▶ **Input material**

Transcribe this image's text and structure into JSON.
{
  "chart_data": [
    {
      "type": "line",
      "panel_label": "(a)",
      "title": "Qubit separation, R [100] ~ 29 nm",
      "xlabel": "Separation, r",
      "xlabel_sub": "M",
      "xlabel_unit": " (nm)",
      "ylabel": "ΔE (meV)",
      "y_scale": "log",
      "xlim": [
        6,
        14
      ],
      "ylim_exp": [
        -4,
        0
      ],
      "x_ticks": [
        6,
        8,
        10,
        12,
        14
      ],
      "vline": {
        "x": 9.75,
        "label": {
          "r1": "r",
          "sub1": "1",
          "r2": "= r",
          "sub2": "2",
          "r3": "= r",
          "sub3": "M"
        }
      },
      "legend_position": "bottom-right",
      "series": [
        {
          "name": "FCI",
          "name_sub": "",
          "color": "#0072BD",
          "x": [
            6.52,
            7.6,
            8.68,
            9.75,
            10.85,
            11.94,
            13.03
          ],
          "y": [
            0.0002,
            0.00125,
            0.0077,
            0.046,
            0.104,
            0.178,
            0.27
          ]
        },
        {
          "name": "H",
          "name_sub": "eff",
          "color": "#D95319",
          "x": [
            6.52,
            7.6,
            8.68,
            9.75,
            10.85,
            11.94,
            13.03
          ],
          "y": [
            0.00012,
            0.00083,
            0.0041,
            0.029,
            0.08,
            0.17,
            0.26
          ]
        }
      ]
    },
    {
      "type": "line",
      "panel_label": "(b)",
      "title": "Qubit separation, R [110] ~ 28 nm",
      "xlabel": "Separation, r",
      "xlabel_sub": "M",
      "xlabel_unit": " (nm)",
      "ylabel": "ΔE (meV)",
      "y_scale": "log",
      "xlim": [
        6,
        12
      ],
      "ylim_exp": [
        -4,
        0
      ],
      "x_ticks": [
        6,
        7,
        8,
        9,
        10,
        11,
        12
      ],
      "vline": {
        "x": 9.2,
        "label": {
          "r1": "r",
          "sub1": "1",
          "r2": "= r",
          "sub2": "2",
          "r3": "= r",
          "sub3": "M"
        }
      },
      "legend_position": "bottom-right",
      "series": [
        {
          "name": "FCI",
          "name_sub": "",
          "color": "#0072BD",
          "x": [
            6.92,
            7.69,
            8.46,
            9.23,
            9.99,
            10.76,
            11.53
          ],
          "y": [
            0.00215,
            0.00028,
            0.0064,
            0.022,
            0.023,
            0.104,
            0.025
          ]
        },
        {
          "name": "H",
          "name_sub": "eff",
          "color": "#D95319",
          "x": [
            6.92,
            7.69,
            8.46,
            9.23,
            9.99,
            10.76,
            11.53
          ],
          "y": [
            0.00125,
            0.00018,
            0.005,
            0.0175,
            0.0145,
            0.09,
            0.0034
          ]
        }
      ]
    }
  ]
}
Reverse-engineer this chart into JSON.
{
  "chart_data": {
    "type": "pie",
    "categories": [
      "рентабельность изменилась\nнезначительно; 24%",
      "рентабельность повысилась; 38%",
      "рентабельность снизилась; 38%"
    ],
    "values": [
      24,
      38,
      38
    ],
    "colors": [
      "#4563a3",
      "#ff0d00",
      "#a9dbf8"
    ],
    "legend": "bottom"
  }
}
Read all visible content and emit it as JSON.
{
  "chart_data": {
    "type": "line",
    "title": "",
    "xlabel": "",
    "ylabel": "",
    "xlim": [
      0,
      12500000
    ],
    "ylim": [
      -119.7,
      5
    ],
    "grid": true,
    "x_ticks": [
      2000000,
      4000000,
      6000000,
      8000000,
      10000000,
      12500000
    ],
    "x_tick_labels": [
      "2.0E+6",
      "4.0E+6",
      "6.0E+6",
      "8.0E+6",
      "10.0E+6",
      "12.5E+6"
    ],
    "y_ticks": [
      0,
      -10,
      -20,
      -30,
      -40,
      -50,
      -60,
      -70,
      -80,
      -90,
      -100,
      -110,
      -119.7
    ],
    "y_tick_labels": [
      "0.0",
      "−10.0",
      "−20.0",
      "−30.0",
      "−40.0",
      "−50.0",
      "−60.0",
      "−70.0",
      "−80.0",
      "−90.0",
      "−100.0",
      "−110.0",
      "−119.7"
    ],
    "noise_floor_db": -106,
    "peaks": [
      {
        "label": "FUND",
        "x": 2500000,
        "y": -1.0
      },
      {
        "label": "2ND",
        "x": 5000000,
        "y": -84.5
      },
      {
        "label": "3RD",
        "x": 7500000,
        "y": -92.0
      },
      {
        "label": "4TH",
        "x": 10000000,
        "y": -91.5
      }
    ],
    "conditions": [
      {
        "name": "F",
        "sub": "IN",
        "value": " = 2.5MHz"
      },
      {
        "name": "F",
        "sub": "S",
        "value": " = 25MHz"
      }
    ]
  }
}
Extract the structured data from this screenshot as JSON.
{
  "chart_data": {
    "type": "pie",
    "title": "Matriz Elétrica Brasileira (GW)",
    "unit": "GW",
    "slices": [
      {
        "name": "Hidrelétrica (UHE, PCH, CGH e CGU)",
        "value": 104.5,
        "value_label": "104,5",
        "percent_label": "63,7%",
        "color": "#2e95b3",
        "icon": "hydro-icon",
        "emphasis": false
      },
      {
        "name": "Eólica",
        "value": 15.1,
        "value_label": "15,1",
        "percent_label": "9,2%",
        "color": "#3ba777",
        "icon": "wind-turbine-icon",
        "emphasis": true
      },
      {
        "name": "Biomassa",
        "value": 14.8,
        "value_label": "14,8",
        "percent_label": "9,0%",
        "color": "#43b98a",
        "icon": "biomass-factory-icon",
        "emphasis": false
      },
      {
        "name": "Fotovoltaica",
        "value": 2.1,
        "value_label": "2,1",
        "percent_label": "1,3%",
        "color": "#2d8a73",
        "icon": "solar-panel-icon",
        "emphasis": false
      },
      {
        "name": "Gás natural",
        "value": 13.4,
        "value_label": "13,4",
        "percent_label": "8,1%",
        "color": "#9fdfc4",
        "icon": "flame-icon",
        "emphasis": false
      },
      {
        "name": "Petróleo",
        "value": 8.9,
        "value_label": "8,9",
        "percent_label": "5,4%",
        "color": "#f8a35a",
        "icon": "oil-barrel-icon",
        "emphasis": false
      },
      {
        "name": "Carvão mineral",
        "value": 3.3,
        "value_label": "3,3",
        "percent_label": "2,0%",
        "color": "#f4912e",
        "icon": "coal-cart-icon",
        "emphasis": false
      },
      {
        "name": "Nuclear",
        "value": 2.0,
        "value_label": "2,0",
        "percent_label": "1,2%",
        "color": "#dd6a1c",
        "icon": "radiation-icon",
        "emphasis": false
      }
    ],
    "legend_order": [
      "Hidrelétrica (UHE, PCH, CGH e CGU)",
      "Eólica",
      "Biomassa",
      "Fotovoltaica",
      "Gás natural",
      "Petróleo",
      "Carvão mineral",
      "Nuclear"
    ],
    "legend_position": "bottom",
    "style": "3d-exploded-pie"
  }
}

▶ **Stated problem**
Retype every entry word for word.

▶ **Exercise result**
Transcribe this image's text and structure into JSON.
{
  "chart_data": [
    {
      "type": "line",
      "panel_label": "(a)",
      "title": "Qubit separation, R [100] ~ 29 nm",
      "xlabel": "Separation, r",
      "xlabel_sub": "M",
      "xlabel_unit": " (nm)",
      "ylabel": "ΔE (meV)",
      "y_scale": "log",
      "xlim": [
        6,
        14
      ],
      "ylim_exp": [
        -4,
        0
      ],
      "x_ticks": [
        6,
        8,
        10,
        12,
        14
      ],
      "vline": {
        "x": 9.75,
        "label": {
          "r1": "r",
          "sub1": "1",
          "r2": "= r",
          "sub2": "2",
          "r3": "= r",
          "sub3": "M"
        }
      },
      "legend_position": "bottom-right",
      "series": [
        {
          "name": "FCI",
          "name_sub": "",
          "color": "#0072BD",
          "x": [
            6.52,
            7.6,
            8.68,
            9.75,
            10.85,
            11.94,
            13.03
          ],
          "y": [
            0.0002,
            0.00125,
            0.0077,
            0.046,
            0.104,
            0.178,
            0.27
          ]
        },
        {
          "name": "H",
          "name_sub": "eff",
          "color": "#D95319",
          "x": [
            6.52,
            7.6,
            8.68,
            9.75,
            10.85,
            11.94,
            13.03
          ],
          "y": [
            0.00012,
            0.00083,
            0.0041,
            0.029,
            0.08,
            0.17,
            0.26
          ]
        }
      ]
    },
    {
      "type": "line",
      "panel_label": "(b)",
      "title": "Qubit separation, R [110] ~ 28 nm",
      "xlabel": "Separation, r",
      "xlabel_sub": "M",
      "xlabel_unit": " (nm)",
      "ylabel": "ΔE (meV)",
      "y_scale": "log",
      "xlim": [
        6,
        12
      ],
      "ylim_exp": [
        -4,
        0
      ],
      "x_ticks": [
        6,
        7,
        8,
        9,
        10,
        11,
        12
      ],
      "vline": {
        "x": 9.2,
        "label": {
          "r1": "r",
          "sub1": "1",
          "r2": "= r",
          "sub2": "2",
          "r3": "= r",
          "sub3": "M"
        }
      },
      "legend_position": "bottom-right",
      "series": [
        {
          "name": "FCI",
          "name_sub": "",
          "color": "#0072BD",
          "x": [
            6.92,
            7.69,
            8.46,
            9.23,
            9.99,
            10.76,
            11.53
          ],
          "y": [
            0.00215,
            0.00028,
            0.0064,
            0.022,
            0.023,
            0.104,
            0.025
          ]
        },
        {
          "name": "H",
          "name_sub": "eff",
          "color": "#D95319",
          "x": [
            6.92,
            7.69,
            8.46,
            9.23,
            9.99,
            10.76,
            11.53
          ],
          "y": [
            0.00125,
            0.00018,
            0.005,
            0.0175,
            0.0145,
            0.09,
            0.0034
          ]
        }
      ]
    }
  ]
}
Reverse-engineer this chart into JSON.
{
  "chart_data": {
    "type": "pie",
    "categories": [
      "рентабельность изменилась\nнезначительно; 24%",
      "рентабельность повысилась; 38%",
      "рентабельность снизилась; 38%"
    ],
    "values": [
      24,
      38,
      38
    ],
    "colors": [
      "#4563a3",
      "#ff0d00",
      "#a9dbf8"
    ],
    "legend": "bottom"
  }
}
Read all visible content and emit it as JSON.
{
  "chart_data": {
    "type": "line",
    "title": "",
    "xlabel": "",
    "ylabel": "",
    "xlim": [
      0,
      12500000
    ],
    "ylim": [
      -119.7,
      5
    ],
    "grid": true,
    "x_ticks": [
      2000000,
      4000000,
      6000000,
      8000000,
      10000000,
      12500000
    ],
    "x_tick_labels": [
      "2.0E+6",
      "4.0E+6",
      "6.0E+6",
      "8.0E+6",
      "10.0E+6",
      "12.5E+6"
    ],
    "y_ticks": [
      0,
      -10,
      -20,
      -30,
      -40,
      -50,
      -60,
      -70,
      -80,
      -90,
      -100,
      -110,
      -119.7
    ],
    "y_tick_labels": [
      "0.0",
      "−10.0",
      "−20.0",
      "−30.0",
      "−40.0",
      "−50.0",
      "−60.0",
      "−70.0",
      "−80.0",
      "−90.0",
      "−100.0",
      "−110.0",
      "−119.7"
    ],
    "noise_floor_db": -106,
    "peaks": [
      {
        "label": "FUND",
        "x": 2500000,
        "y": -1.0
      },
      {
        "label": "2ND",
        "x": 5000000,
        "y": -84.5
      },
      {
        "label": "3RD",
        "x": 7500000,
        "y": -92.0
      },
      {
        "label": "4TH",
        "x": 10000000,
        "y": -91.5
      }
    ],
    "conditions": [
      {
        "name": "F",
        "sub": "IN",
        "value": " = 2.5MHz"
      },
      {
        "name": "F",
        "sub": "S",
        "value": " = 25MHz"
      }
    ]
  }
}
Extract the structured data from this screenshot as JSON.
{
  "chart_data": {
    "type": "pie",
    "title": "Matriz Elétrica Brasileira (GW)",
    "unit": "GW",
    "slices": [
      {
        "name": "Hidrelétrica (UHE, PCH, CGH e CGU)",
        "value": 104.5,
        "value_label": "104,5",
        "percent_label": "63,7%",
        "color": "#2e95b3",
        "icon": "hydro-icon",
        "emphasis": false
      },
      {
        "name": "Eólica",
        "value": 15.1,
        "value_label": "15,1",
        "percent_label": "9,2%",
        "color": "#3ba777",
        "icon": "wind-turbine-icon",
        "emphasis": true
      },
      {
        "name": "Biomassa",
        "value": 14.8,
        "value_label": "14,8",
        "percent_label": "9,0%",
        "color": "#43b98a",
        "icon": "biomass-factory-icon",
        "emphasis": false
      },
      {
        "name": "Fotovoltaica",
        "value": 2.1,
        "value_label": "2,1",
        "percent_label": "1,3%",
        "color": "#2d8a73",
        "icon": "solar-panel-icon",
        "emphasis": false
      },
      {
        "name": "Gás natural",
        "value": 13.4,
        "value_label": "13,4",
        "percent_label": "8,1%",
        "color": "#9fdfc4",
        "icon": "flame-icon",
        "emphasis": false
      },
      {
        "name": "Petróleo",
        "value": 8.9,
        "value_label": "8,9",
        "percent_label": "5,4%",
        "color": "#f8a35a",
        "icon": "oil-barrel-icon",
        "emphasis": false
      },
      {
        "name": "Carvão mineral",
        "value": 3.3,
        "value_label": "3,3",
        "percent_label": "2,0%",
        "color": "#f4912e",
        "icon": "coal-cart-icon",
        "emphasis": false
      },
      {
        "name": "Nuclear",
        "value": 2.0,
        "value_label": "2,0",
        "percent_label": "1,2%",
        "color": "#dd6a1c",
        "icon": "radiation-icon",
        "emphasis": false
      }
    ],
    "legend_order": [
      "Hidrelétrica (UHE, PCH, CGH e CGU)",
      "Eólica",
      "Biomassa",
      "Fotovoltaica",
      "Gás natural",
      "Petróleo",
      "Carvão mineral",
      "Nuclear"
    ],
    "legend_position": "bottom",
    "style": "3d-exploded-pie"
  }
}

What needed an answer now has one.